=== What to do ===
Set down every entry word for word. Omit the pictures.

------------------------------------------------------------------------

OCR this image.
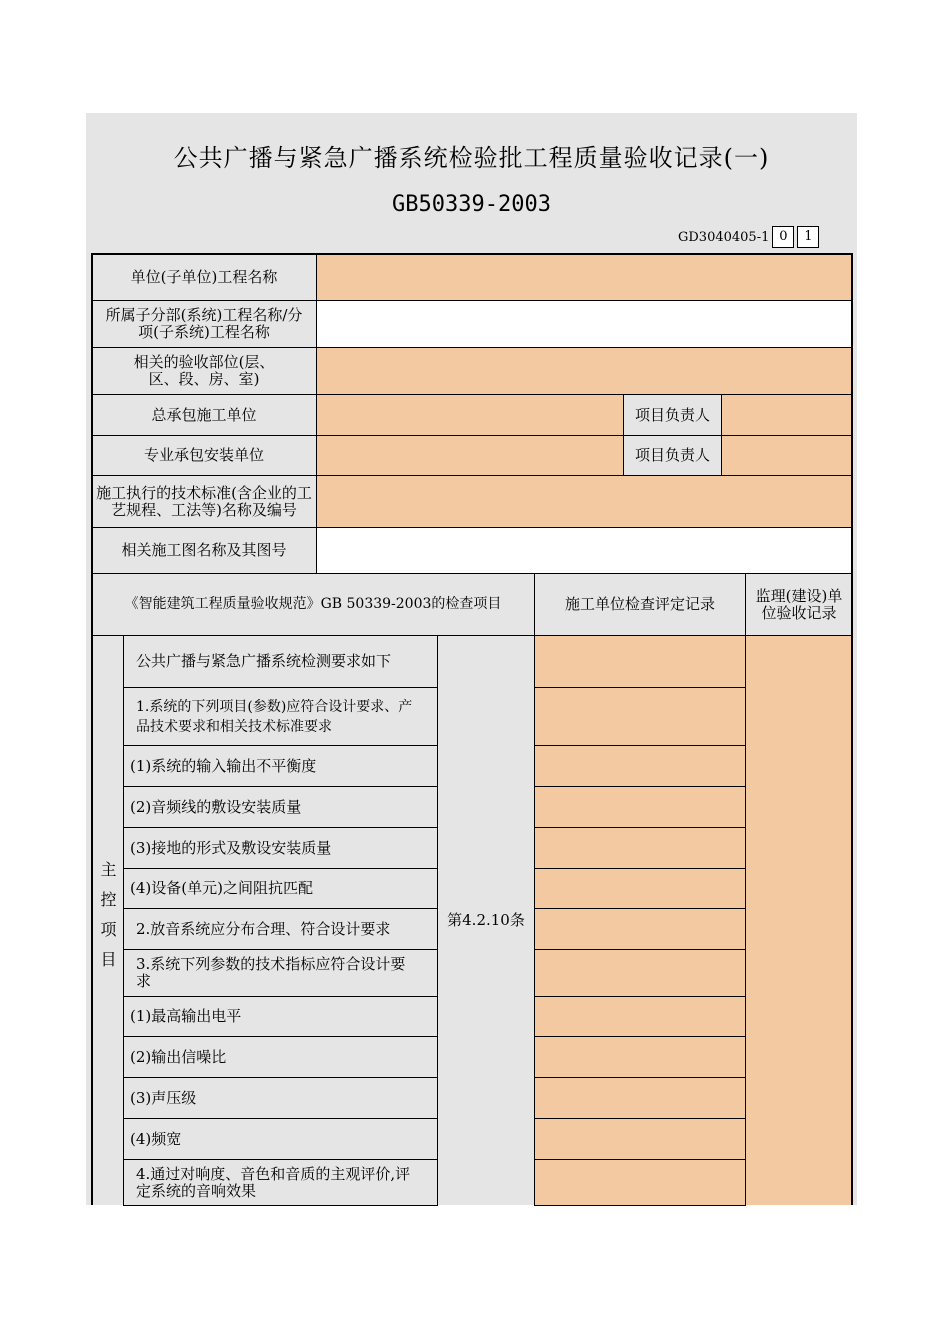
公共广播与紧急广播系统检验批工程质量验收记录(一)
GB50339-2003
GD3040405-1 0	1
单位(子单位)工程名称
所属子分部(系统)工程名称/分项(子系统)工程名称
相关的验收部位(层、区、段、房、室)
总承包施工单位	项目负责人
专业承包安装单位	项目负责人
施工执行的技术标准(含企业的工艺规程、工法等)名称及编号
相关施工图名称及其图号
《智能建筑工程质量验收规范》GB 50339-2003的检查项目	施工单位检查评定记录	监理(建设)单位验收记录
主控项目	第4.2.10条
公共广播与紧急广播系统检测要求如下
1.系统的下列项目(参数)应符合设计要求、产品技术要求和相关技术标准要求
(1)系统的输入输出不平衡度
(2)音频线的敷设安装质量
(3)接地的形式及敷设安装质量
(4)设备(单元)之间阻抗匹配
2.放音系统应分布合理、符合设计要求
3.系统下列参数的技术指标应符合设计要求
(1)最高输出电平
(2)输出信噪比
(3)声压级
(4)频宽
4.通过对响度、音色和音质的主观评价,评定系统的音响效果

------------------------------------------------------------------------

=== Result of this exercise ===
OCR this image.
公共广播与紧急广播系统检验批工程质量验收记录(一)
GB50339-2003
GD3040405-1 0	1
单位(子单位)工程名称
所属子分部(系统)工程名称/分项(子系统)工程名称
相关的验收部位(层、区、段、房、室)
总承包施工单位	项目负责人
专业承包安装单位	项目负责人
施工执行的技术标准(含企业的工艺规程、工法等)名称及编号
相关施工图名称及其图号
《智能建筑工程质量验收规范》GB 50339-2003的检查项目	施工单位检查评定记录	监理(建设)单位验收记录
主控项目	第4.2.10条
公共广播与紧急广播系统检测要求如下
1.系统的下列项目(参数)应符合设计要求、产品技术要求和相关技术标准要求
(1)系统的输入输出不平衡度
(2)音频线的敷设安装质量
(3)接地的形式及敷设安装质量
(4)设备(单元)之间阻抗匹配
2.放音系统应分布合理、符合设计要求
3.系统下列参数的技术指标应符合设计要求
(1)最高输出电平
(2)输出信噪比
(3)声压级
(4)频宽
4.通过对响度、音色和音质的主观评价,评定系统的音响效果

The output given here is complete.